#### [Goal]
Look for "рассмотрения" in each line of the entries, and return the matching lines.

#### [Dataset excerpts]
━━━━

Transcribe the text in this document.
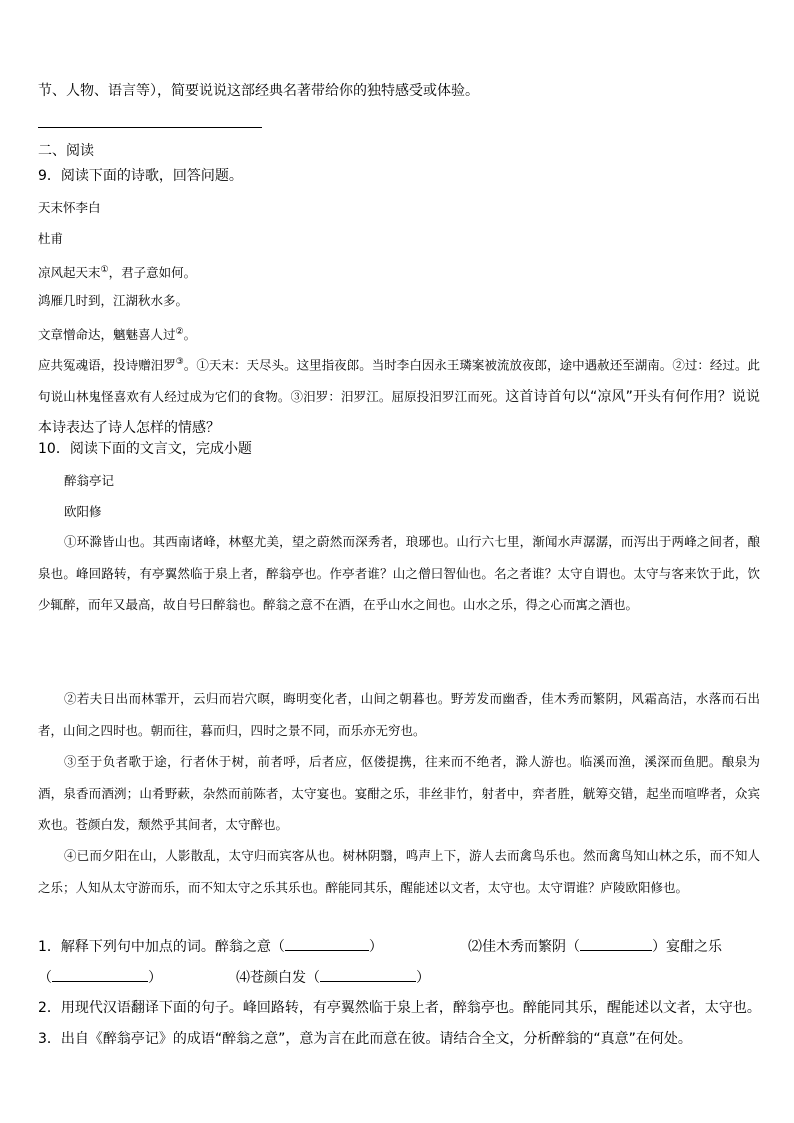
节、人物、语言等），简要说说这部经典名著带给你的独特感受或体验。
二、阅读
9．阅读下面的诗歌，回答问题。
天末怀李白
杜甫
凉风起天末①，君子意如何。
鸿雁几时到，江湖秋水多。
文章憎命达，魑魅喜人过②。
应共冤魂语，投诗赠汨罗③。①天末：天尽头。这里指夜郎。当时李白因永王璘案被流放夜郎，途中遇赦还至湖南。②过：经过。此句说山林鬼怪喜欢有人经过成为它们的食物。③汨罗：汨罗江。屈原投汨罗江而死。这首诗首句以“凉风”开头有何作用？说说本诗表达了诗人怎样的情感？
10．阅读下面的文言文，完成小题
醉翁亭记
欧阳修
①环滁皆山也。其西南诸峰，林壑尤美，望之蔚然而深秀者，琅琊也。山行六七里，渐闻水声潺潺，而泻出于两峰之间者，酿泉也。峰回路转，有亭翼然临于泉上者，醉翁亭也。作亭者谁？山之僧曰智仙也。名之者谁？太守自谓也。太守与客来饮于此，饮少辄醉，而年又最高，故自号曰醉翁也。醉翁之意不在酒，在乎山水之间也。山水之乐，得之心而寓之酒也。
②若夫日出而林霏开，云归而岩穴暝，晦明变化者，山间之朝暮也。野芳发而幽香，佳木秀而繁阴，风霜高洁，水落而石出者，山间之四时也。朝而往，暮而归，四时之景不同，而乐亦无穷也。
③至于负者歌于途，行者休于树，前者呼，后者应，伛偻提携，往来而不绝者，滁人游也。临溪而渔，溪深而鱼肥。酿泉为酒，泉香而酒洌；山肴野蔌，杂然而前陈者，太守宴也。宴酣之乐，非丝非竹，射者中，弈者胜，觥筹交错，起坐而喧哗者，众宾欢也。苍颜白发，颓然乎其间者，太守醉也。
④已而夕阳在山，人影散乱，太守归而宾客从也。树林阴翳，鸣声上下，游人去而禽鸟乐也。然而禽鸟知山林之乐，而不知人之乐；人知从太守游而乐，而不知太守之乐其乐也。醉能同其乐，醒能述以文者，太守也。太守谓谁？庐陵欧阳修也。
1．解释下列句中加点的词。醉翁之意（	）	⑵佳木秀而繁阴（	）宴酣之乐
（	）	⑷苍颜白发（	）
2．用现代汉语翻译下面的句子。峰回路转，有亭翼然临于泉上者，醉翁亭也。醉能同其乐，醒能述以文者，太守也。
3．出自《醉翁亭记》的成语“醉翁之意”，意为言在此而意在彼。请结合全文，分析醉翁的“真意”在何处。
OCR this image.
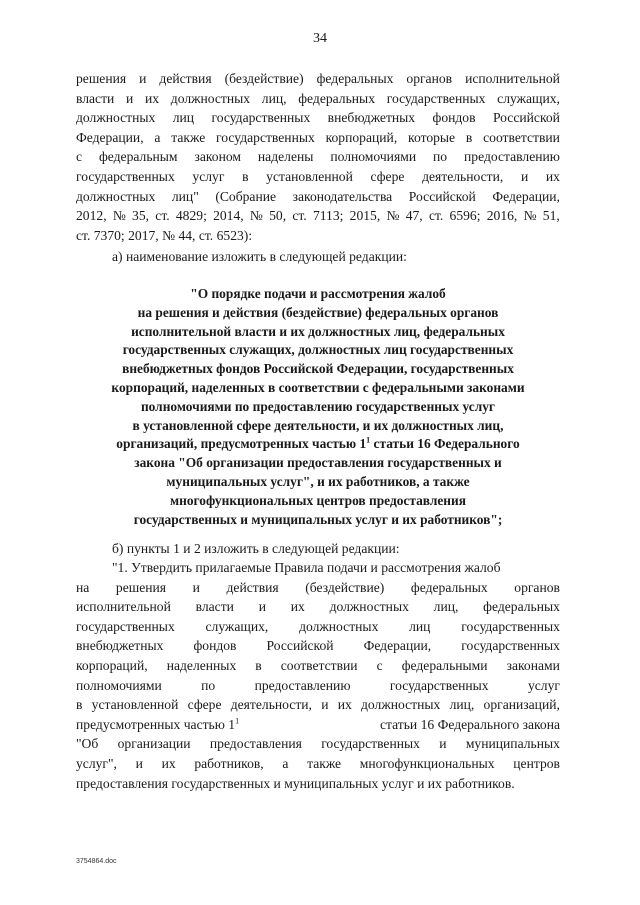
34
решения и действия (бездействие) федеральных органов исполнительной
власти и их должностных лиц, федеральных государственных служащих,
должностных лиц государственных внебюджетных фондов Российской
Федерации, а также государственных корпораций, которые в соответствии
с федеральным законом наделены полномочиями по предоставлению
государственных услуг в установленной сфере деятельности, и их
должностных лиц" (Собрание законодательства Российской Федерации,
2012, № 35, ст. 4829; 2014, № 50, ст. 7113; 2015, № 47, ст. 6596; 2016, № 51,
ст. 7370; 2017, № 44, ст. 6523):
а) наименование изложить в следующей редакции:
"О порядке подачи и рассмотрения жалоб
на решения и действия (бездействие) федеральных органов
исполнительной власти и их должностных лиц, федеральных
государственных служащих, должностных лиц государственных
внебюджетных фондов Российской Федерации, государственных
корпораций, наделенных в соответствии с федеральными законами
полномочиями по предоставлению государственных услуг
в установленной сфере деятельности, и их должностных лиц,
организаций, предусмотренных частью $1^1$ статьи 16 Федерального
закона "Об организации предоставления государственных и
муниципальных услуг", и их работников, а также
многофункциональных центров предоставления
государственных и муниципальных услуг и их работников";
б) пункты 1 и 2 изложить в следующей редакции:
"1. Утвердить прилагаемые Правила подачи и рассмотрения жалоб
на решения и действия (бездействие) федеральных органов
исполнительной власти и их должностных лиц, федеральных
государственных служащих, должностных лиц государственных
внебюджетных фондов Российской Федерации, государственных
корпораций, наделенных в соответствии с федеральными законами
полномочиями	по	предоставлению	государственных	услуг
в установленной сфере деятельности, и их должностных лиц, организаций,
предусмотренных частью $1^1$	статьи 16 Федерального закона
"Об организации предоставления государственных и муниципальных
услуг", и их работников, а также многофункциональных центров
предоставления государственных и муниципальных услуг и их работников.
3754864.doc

━━━━

#### [Response]
"О порядке подачи и рассмотрения жалоб
"1. Утвердить прилагаемые Правила подачи и рассмотрения жалоб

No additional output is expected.